## Short problem
Write out every record in full, exactly as written, please.

(Data records)
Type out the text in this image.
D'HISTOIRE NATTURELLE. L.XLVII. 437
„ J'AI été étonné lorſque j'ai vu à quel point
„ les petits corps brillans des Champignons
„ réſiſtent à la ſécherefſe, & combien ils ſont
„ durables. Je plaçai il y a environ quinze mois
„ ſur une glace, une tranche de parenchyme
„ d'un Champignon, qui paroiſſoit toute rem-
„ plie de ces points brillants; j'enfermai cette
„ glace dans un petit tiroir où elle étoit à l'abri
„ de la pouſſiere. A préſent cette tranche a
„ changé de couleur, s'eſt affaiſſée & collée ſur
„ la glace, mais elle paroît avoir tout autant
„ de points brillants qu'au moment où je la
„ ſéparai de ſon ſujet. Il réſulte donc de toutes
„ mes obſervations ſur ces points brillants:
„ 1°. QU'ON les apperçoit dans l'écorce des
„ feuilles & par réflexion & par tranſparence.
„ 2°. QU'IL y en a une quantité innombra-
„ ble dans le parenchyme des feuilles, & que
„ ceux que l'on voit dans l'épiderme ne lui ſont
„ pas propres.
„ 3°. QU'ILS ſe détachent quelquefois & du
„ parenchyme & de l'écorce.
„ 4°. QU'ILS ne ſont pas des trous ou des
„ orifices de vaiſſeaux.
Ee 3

## Solution for this task
Type out the text in this image.
D'HISTOIRE NATTURELLE. L.XLVII. 437
„ J'AI été étonné lorſque j'ai vu à quel point
„ les petits corps brillans des Champignons
„ réſiſtent à la ſécherefſe, & combien ils ſont
„ durables. Je plaçai il y a environ quinze mois
„ ſur une glace, une tranche de parenchyme
„ d'un Champignon, qui paroiſſoit toute rem-
„ plie de ces points brillants; j'enfermai cette
„ glace dans un petit tiroir où elle étoit à l'abri
„ de la pouſſiere. A préſent cette tranche a
„ changé de couleur, s'eſt affaiſſée & collée ſur
„ la glace, mais elle paroît avoir tout autant
„ de points brillants qu'au moment où je la
„ ſéparai de ſon ſujet. Il réſulte donc de toutes
„ mes obſervations ſur ces points brillants:
„ 1°. QU'ON les apperçoit dans l'écorce des
„ feuilles & par réflexion & par tranſparence.
„ 2°. QU'IL y en a une quantité innombra-
„ ble dans le parenchyme des feuilles, & que
„ ceux que l'on voit dans l'épiderme ne lui ſont
„ pas propres.
„ 3°. QU'ILS ſe détachent quelquefois & du
„ parenchyme & de l'écorce.
„ 4°. QU'ILS ne ſont pas des trous ou des
„ orifices de vaiſſeaux.
Ee 3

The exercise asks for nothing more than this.